** start of TEXT PROVIDED **

I’ve long argued that financial measures alone are fundamentally incapable of measuring nonprofit efficiency and effectiveness because they take no account of the outcomes organizations attempt to achieve. How much an organization spends on programs relative to other expenses, for example, tells donors nothing about the impact of that spending in terms of achieving meaningful results. Similarly, Kaplan and Grossman note:


“One financial ratio widely used by nonprofit analysts—administrative expenses divided by funds raised or disbursed—is even misleading. Some organizations may disburse a great deal of money with a small central staff but accomplish little. Others may have higher administrative expenses but attract outstanding staff, have a great model for achieving change, and actually deliver high-impact social services to their constituents. The traditional financial expense ratio makes the first group appear better managed than the second.”


It is useful to make a distinction between two types of nonprofit evaluation. Evaluation based on the principle of ‘outcome accountability’ focuses on whether nonprofits are achieving their promised results and doing so cost-effectively. I use the term cost-effectiveness in place of efficiency to emphasize that efficiency is a ratio of inputs to outcomes, not a ratio simply among inputs. A ratio like the cost per child fed is an efficiency measure because it assigns a financial cost to a specific outcome. A ratio like program expenses to total expenses is not because it fails to take any associated outcomes into account. 


Another type of nonprofit evaluation is based on the principle of ‘overhead minimization.’ In this view, organizations are effective and efficient when they attribute a large proportion of their expenses to programs rather than to fundraising or administration. This is appealing because financial measures are easier to come by and simpler to evaluate than outcome measures. Additionally, it feels intuitive that the more a nonprofit spends on program expenses relative to non-program expenses the greater its impact. But why would reducing non-program expenses improve program efficiency? Non-program expenses simply represent a nonprofit’s ‘cost of doing business’ and should be regarded as indirect program expenses.


I’ve also argued that measures of efficiency should take into account both direct and indirect expenses, not solely what are traditionally regarded as program expenses. An efficiency measure such as the cost per child fed, for instance, should include the cost of securing the funding for the program and an appropriate fraction of the nonprofit’s administrative costs. Allocating total costs, rather than just program costs, across a nonprofit’s achievements better represents its true cost-effectiveness.


All this implies that evaluations of nonprofits that rely solely on financial information measure neither efficiency nor effectiveness, but simply arbitrary ratios of costs. I say arbitrary because—beyond anecdotes and speculation—there is no solid empirical connection between a nonprofit’s financial ratios, on the one hand, and whether it is actually accomplishing anything, let along efficiently, on the other. This is a rather severe shortcoming, and a particularly problematic one for anyone trying to measure a nonprofit’s effectiveness or efficiency.


Nonprofits wasting money on ineffective programs shouldn’t be considered ‘efficient,’ ‘effective’ or ‘accountable’ just for having a high program expense ratio. Conversely, nonprofits with unfavorable financial ratios are not necessarily ineffective.


Nonprofits need to be held accountable for achieving results cost-effectively. For this to happen we need a systemic effort to induce nonprofits to disclose specific and measurable goals, to meaningfully evaluate their progress toward them and to reveal the financial costs associated with their achievements. Armed with this information, donors can channel their contributions to the most effective and efficient nonprofits while incentivizing less effective and efficient organizations to improve or perish. This is the kind of oversight and market discipline the nonprofit sector needs.

** end of TEXT PROVIDED **
** start of SUPPLIED MATERIAL **

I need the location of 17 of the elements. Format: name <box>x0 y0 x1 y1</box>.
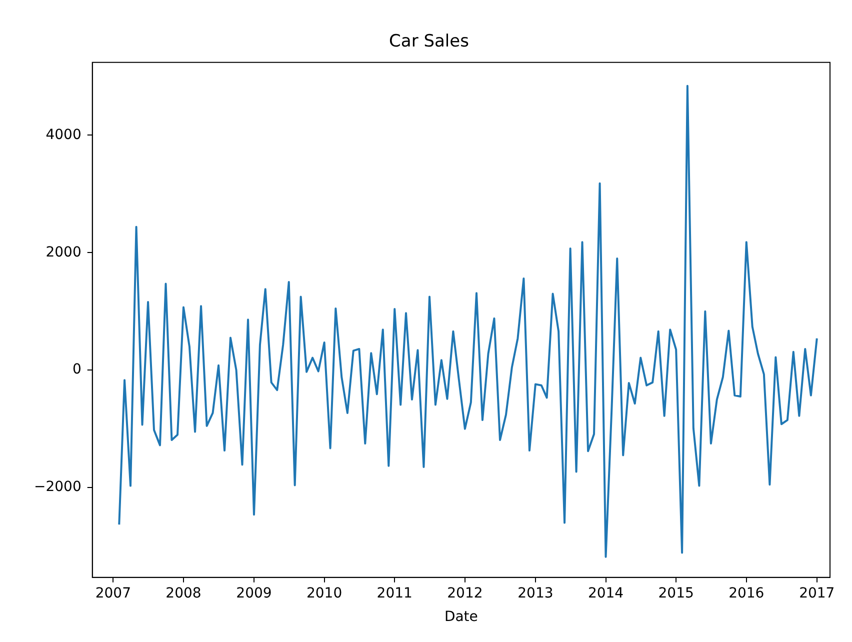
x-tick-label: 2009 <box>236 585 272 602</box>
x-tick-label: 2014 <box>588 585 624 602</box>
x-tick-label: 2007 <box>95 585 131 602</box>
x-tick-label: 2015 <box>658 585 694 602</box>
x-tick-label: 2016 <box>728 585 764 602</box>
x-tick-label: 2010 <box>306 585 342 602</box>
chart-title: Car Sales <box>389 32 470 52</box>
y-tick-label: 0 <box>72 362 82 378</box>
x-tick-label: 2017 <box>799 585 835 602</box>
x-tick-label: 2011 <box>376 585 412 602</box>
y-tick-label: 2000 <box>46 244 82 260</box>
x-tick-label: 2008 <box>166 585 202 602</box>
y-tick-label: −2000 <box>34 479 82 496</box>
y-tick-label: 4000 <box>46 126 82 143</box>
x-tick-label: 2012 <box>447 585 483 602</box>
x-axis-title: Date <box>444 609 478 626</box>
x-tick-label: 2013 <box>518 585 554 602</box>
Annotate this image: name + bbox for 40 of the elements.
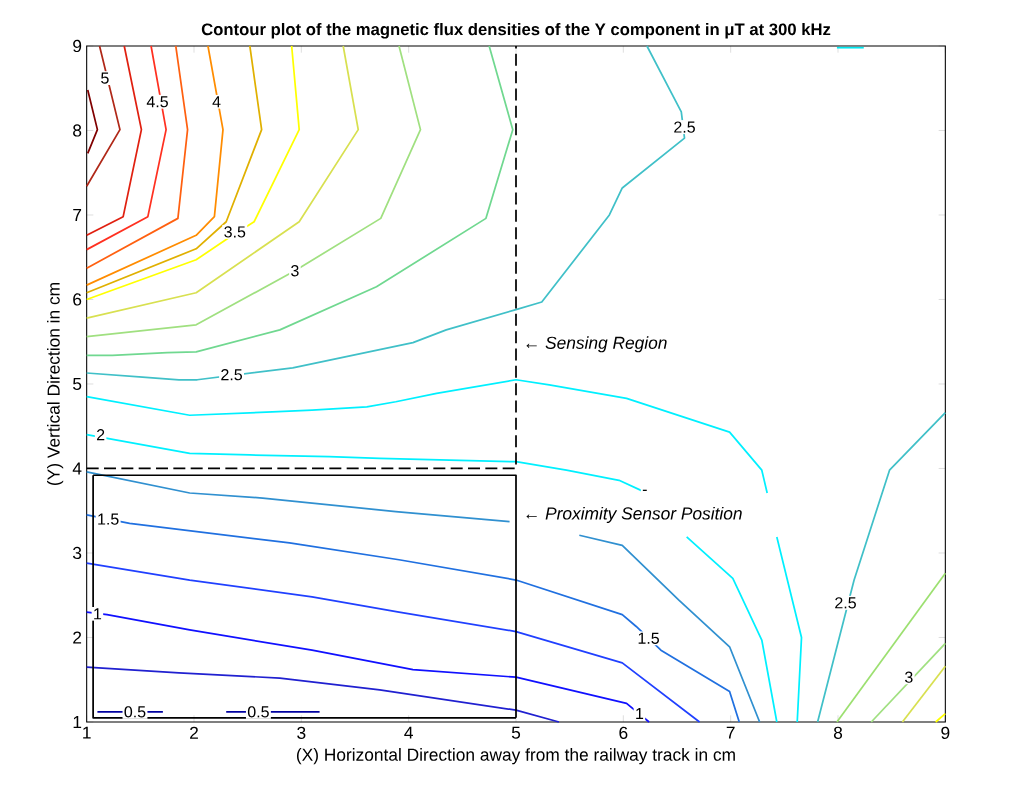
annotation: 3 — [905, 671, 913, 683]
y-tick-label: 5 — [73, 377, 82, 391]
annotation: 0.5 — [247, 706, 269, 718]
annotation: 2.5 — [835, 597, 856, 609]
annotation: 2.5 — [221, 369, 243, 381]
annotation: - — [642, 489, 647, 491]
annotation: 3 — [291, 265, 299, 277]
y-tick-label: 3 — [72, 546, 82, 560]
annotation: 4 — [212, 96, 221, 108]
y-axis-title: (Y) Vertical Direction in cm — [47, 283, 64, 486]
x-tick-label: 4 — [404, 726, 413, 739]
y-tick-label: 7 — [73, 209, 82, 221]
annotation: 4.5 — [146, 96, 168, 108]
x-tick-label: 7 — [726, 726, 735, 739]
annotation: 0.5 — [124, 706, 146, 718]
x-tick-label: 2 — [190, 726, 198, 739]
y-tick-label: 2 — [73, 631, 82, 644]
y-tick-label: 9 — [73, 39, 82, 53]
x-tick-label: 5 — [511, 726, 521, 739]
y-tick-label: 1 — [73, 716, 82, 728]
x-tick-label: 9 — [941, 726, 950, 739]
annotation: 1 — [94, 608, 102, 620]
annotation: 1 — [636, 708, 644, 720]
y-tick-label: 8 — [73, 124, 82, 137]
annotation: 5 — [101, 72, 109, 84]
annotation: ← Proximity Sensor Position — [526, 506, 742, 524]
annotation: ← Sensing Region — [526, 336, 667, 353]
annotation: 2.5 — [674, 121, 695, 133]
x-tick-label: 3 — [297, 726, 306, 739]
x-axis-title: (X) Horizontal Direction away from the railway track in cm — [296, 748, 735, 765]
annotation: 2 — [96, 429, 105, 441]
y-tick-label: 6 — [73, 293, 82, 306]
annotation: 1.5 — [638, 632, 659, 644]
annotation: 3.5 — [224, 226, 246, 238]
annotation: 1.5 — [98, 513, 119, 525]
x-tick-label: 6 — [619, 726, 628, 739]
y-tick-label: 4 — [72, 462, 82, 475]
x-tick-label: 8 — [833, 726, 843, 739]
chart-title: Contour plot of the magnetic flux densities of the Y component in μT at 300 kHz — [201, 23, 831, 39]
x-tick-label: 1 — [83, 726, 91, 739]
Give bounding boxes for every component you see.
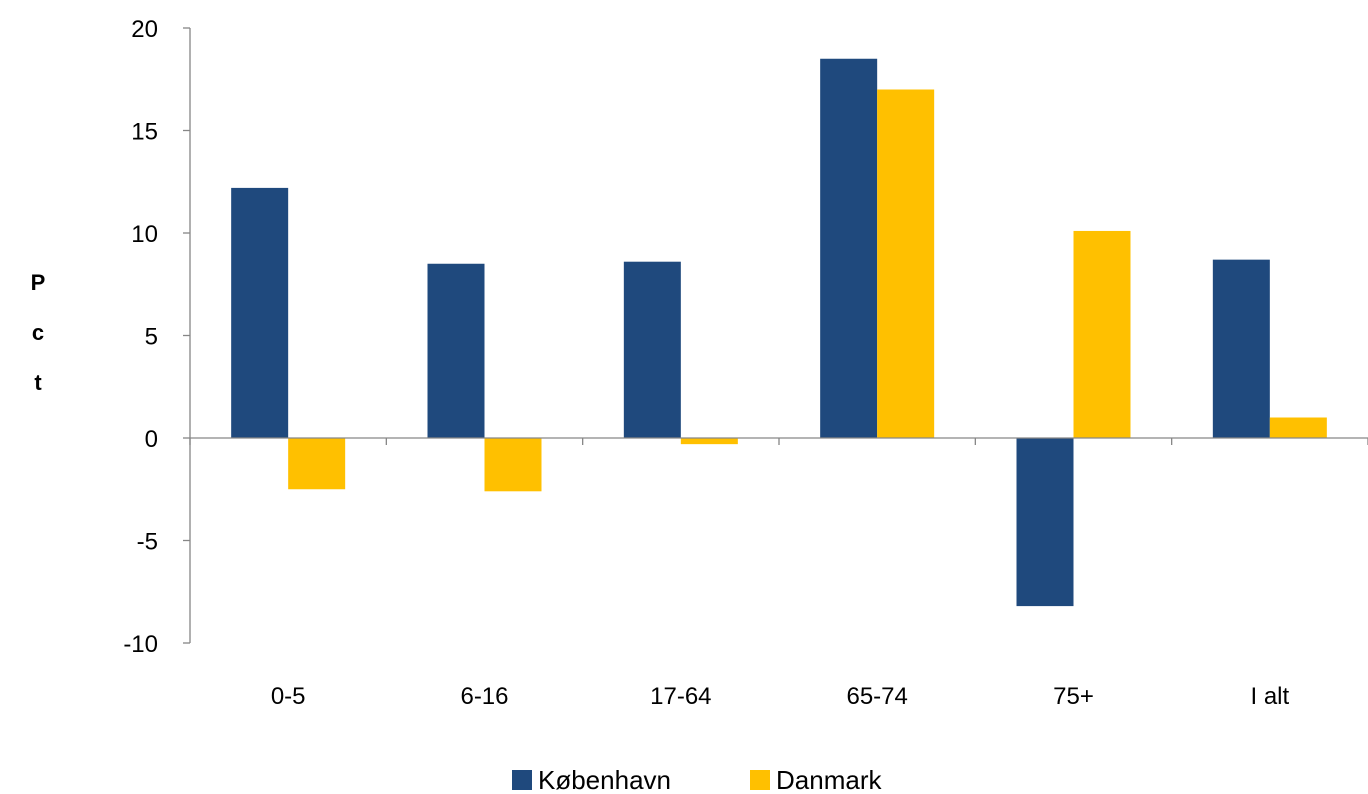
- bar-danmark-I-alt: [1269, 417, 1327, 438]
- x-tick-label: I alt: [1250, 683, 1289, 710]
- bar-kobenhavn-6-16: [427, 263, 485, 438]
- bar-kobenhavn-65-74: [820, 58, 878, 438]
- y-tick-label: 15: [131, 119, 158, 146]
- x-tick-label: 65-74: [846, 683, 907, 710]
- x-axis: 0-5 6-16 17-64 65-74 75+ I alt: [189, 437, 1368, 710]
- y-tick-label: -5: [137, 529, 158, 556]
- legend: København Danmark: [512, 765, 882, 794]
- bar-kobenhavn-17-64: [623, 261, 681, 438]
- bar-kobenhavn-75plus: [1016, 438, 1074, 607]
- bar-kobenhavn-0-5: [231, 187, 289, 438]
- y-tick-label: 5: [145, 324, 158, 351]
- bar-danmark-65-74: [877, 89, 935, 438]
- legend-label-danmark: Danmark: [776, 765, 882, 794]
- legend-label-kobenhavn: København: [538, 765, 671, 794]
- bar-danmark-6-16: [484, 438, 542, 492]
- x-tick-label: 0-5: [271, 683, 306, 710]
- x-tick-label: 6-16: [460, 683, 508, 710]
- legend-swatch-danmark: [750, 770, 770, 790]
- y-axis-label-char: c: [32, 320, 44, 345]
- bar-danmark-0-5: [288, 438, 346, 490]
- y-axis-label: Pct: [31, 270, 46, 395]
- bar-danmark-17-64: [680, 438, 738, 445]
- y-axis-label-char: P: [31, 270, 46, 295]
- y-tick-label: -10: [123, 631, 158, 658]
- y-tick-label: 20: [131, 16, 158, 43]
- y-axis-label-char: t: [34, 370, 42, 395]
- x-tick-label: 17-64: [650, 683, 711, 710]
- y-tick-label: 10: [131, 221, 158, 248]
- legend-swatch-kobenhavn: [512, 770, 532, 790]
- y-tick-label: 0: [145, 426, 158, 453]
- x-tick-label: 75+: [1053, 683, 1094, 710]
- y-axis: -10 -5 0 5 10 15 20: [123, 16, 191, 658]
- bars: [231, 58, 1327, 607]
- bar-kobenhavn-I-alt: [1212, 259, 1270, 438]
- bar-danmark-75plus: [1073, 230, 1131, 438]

** end of SUPPLIED MATERIAL **

EXERCISE:
Answer these about the text on measuring nonprofit efficiency:
1. What ratio does the quotation from Kaplan and Grossman call misleading?
2. What does the text give as an example of a real efficiency measure?
3. What does the text say non-program expenses should be regarded as?

EXERCISE ANSWER:
1. Administrative expenses divided by funds raised or disbursed.
2. The cost per child fed.
3. Indirect program expenses.